EXTRACTED INFORMATION:

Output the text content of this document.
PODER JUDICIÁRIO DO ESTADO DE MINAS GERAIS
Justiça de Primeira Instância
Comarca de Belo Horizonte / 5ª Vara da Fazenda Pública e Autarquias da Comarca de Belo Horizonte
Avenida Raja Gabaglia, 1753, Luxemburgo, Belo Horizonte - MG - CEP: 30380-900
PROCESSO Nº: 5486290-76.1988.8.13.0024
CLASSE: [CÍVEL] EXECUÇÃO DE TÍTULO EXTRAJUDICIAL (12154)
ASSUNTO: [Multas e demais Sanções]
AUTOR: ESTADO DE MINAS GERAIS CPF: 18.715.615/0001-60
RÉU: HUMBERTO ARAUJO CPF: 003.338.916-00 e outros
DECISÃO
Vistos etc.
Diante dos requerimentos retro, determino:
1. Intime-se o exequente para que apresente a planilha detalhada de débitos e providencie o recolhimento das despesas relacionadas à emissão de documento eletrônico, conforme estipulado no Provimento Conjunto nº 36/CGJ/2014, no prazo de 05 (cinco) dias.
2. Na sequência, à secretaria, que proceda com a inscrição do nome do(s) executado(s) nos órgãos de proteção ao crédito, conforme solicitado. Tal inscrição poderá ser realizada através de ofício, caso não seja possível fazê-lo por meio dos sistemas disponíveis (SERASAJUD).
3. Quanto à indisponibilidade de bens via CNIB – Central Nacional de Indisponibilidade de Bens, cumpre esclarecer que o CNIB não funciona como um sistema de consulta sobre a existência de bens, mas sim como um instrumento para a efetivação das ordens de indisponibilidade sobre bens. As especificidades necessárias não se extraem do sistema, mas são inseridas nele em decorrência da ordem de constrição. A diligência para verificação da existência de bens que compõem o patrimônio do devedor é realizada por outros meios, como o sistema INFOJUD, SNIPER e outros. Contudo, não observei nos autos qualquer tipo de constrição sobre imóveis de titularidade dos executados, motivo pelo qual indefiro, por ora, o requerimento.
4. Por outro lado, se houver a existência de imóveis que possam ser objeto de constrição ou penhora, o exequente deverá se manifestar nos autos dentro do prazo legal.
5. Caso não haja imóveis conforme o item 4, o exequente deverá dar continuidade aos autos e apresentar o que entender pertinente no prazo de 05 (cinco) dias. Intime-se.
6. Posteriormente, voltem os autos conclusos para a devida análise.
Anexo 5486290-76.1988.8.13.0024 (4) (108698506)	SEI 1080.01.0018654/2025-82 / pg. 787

STATED PROBLEM: Above are some records. Count the lines among them with the word "Horizonte", and answer with the number only.

REPLY: 2